┌──

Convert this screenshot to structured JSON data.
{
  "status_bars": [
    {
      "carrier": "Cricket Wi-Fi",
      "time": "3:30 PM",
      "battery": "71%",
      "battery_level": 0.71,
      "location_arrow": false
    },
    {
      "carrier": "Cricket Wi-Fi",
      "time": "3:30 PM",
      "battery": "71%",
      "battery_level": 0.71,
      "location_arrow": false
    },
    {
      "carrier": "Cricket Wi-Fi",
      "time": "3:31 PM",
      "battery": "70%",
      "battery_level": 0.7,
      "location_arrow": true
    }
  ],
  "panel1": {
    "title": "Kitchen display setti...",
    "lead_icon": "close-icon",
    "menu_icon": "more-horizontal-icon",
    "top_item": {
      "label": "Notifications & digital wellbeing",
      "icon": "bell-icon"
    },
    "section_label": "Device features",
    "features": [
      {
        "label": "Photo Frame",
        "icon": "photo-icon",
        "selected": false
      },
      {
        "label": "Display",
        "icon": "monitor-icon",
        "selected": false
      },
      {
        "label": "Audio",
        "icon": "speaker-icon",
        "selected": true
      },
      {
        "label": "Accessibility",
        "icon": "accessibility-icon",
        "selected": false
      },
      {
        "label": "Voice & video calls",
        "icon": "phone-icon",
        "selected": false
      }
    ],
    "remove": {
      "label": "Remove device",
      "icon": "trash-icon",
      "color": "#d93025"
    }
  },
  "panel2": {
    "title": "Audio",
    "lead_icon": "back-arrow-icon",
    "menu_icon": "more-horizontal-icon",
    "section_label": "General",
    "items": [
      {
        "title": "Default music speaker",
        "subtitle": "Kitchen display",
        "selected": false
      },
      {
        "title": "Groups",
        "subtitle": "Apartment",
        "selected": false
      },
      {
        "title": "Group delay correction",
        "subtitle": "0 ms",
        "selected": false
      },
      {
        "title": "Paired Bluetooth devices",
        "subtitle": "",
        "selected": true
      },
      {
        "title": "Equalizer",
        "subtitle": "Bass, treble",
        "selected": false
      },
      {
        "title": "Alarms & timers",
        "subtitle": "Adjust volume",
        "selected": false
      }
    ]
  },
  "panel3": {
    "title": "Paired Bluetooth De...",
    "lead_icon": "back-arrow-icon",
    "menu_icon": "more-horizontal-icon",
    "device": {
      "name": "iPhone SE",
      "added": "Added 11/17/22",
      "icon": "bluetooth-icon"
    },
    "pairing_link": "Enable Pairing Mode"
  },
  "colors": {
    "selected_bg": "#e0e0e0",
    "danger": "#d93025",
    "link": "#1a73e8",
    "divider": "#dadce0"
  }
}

└──

- THE REQUEST
Keep only the lines that hold the string "speaker", and copy them out.

- REPLY
        "icon": "speaker-icon",
        "title": "Default music speaker",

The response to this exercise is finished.